__Records to use__.

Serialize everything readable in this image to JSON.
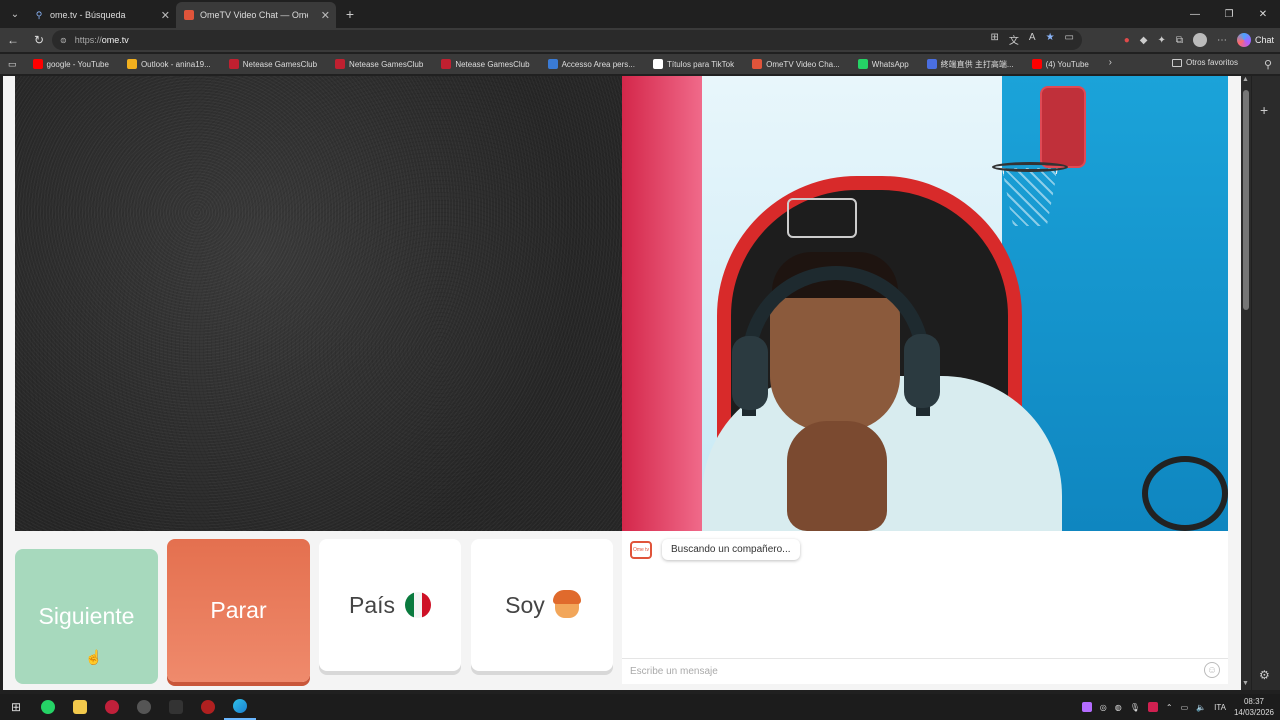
{
  "browser": {
    "tabs": [
      {
        "title": "ome.tv - Búsqueda",
        "active": false
      },
      {
        "title": "OmeTV Video Chat — Omegl",
        "active": true
      }
    ],
    "url_prefix": "https://",
    "url_host": "ome.tv",
    "chat_button_label": "Chat"
  },
  "bookmarks": [
    {
      "label": "google - YouTube",
      "color": "#ff0000"
    },
    {
      "label": "Outlook - anina19...",
      "color": "#f2b01e"
    },
    {
      "label": "Netease GamesClub",
      "color": "#c02030"
    },
    {
      "label": "Netease GamesClub",
      "color": "#c02030"
    },
    {
      "label": "Netease GamesClub",
      "color": "#c02030"
    },
    {
      "label": "Accesso Area pers...",
      "color": "#3a7bd5"
    },
    {
      "label": "Títulos para TikTok",
      "color": "#ffffff"
    },
    {
      "label": "OmeTV Video Cha...",
      "color": "#e0543a"
    },
    {
      "label": "WhatsApp",
      "color": "#25d366"
    },
    {
      "label": "終端直供 主打高端...",
      "color": "#4a6ee0"
    },
    {
      "label": "(4) YouTube",
      "color": "#ff0000"
    }
  ],
  "other_favorites": "Otros favoritos",
  "ometv": {
    "next_label": "Siguiente",
    "stop_label": "Parar",
    "country_label": "País",
    "gender_label": "Soy",
    "status_message": "Buscando un compañero...",
    "message_placeholder": "Escribe un mensaje",
    "logo_text": "Ome tv"
  },
  "colors": {
    "next_button": "#a7d9bd",
    "stop_button": "#e4704f"
  },
  "taskbar": {
    "lang": "ITA",
    "time": "08:37",
    "date": "14/03/2026"
  }
}
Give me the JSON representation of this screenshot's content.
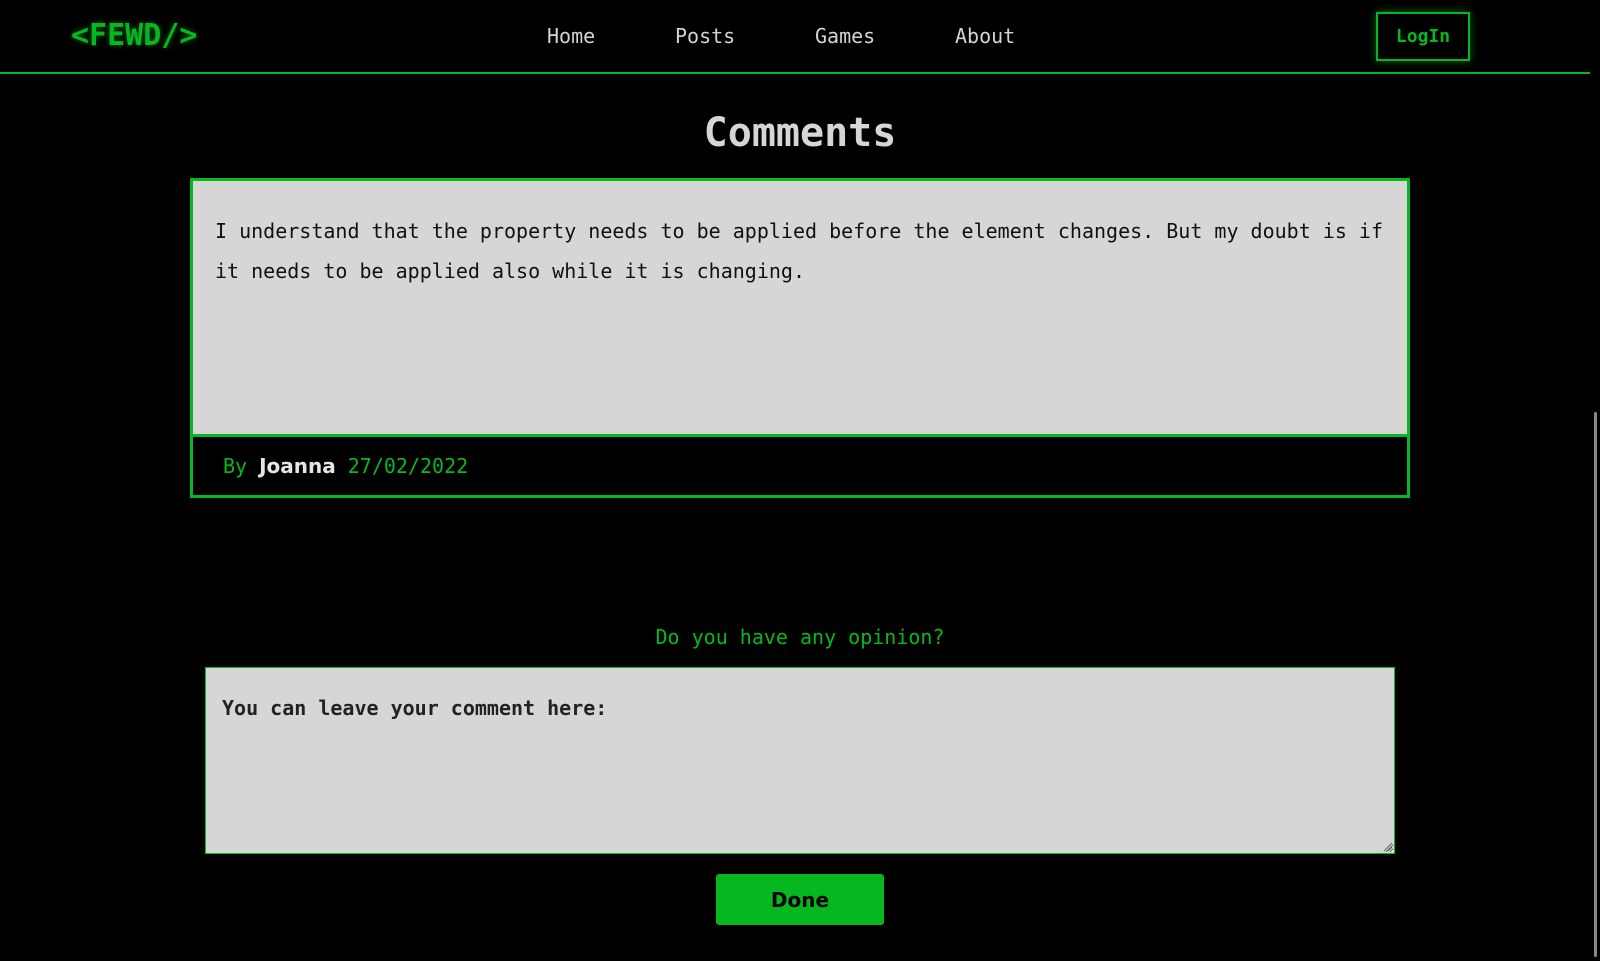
{
  "header": {
    "logo": "<FEWD/>",
    "nav": [
      "Home",
      "Posts",
      "Games",
      "About"
    ],
    "login_label": "LogIn"
  },
  "comments_section": {
    "title": "Comments",
    "comments": [
      {
        "text": "I understand that the property needs to be applied before the element changes. But my doubt is if it needs to be applied also while it is changing.",
        "by_label": "By",
        "author": "Joanna",
        "date": "27/02/2022"
      }
    ]
  },
  "form": {
    "prompt": "Do you have any opinion?",
    "placeholder": "You can leave your comment here:",
    "submit_label": "Done"
  },
  "colors": {
    "accent": "#06b81f",
    "background": "#000000",
    "card": "#d6d6d6"
  }
}
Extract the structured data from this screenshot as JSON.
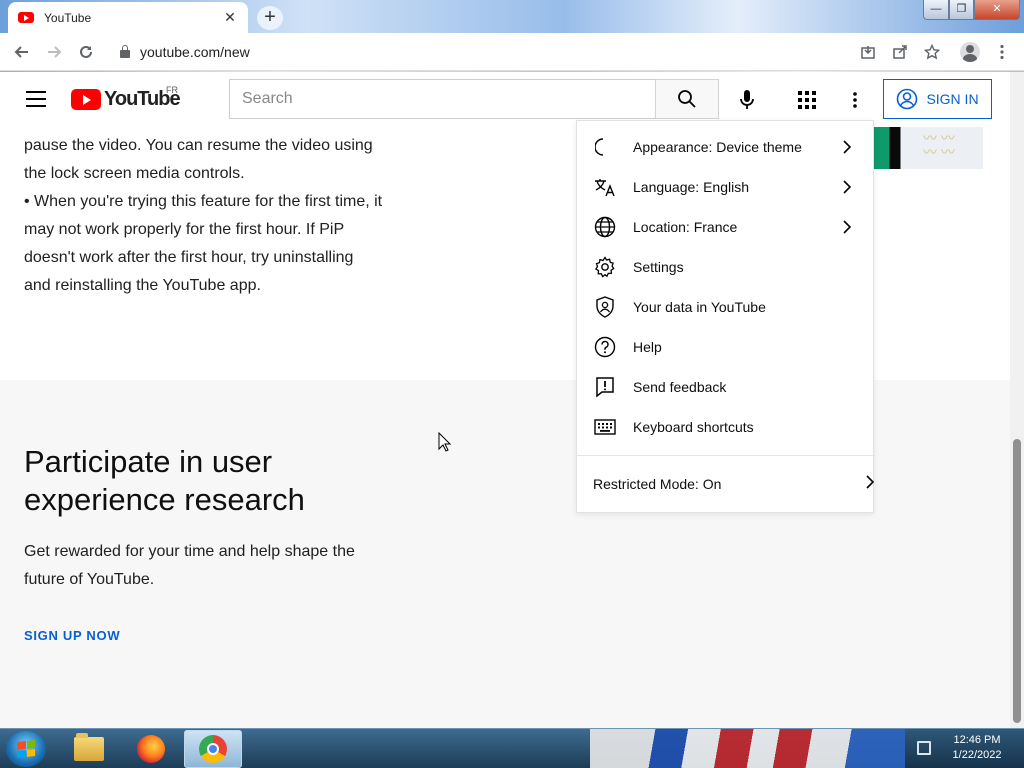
{
  "browser": {
    "tab_title": "YouTube",
    "tab_close": "✕",
    "new_tab": "+",
    "url": "youtube.com/new",
    "window_min": "—",
    "window_max": "❐",
    "window_close": "✕"
  },
  "youtube": {
    "logo_word": "YouTube",
    "country_code": "FR",
    "search_placeholder": "Search",
    "signin_label": "SIGN IN"
  },
  "content": {
    "paragraph": "pause the video. You can resume the video using the lock screen media controls.",
    "bullet_1": "• When you're trying this feature for the first time, it may not work properly for the first hour. If PiP doesn't work after the first hour, try uninstalling and reinstalling the YouTube app.",
    "research_title": "Participate in user experience research",
    "research_desc": "Get rewarded for your time and help shape the future of YouTube.",
    "signup_label": "SIGN UP NOW"
  },
  "menu": {
    "items": [
      {
        "label": "Appearance: Device theme",
        "icon": "moon-icon",
        "chevron": true
      },
      {
        "label": "Language: English",
        "icon": "translate-icon",
        "chevron": true
      },
      {
        "label": "Location: France",
        "icon": "globe-icon",
        "chevron": true
      },
      {
        "label": "Settings",
        "icon": "gear-icon",
        "chevron": false
      },
      {
        "label": "Your data in YouTube",
        "icon": "shield-user-icon",
        "chevron": false
      },
      {
        "label": "Help",
        "icon": "help-icon",
        "chevron": false
      },
      {
        "label": "Send feedback",
        "icon": "feedback-icon",
        "chevron": false
      },
      {
        "label": "Keyboard shortcuts",
        "icon": "keyboard-icon",
        "chevron": false
      }
    ],
    "restricted_mode": "Restricted Mode: On"
  },
  "taskbar": {
    "time": "12:46 PM",
    "date": "1/22/2022"
  },
  "colors": {
    "brand_red": "#ff0000",
    "link_blue": "#065fd4"
  }
}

__Exercise aim__.
From the entries above, list each line with "icon" in it.

__Solved exercise__.
        "icon": "moon-icon",
        "icon": "translate-icon",
        "icon": "globe-icon",
        "icon": "gear-icon",
        "icon": "shield-user-icon",
        "icon": "help-icon",
        "icon": "feedback-icon",
        "icon": "keyboard-icon",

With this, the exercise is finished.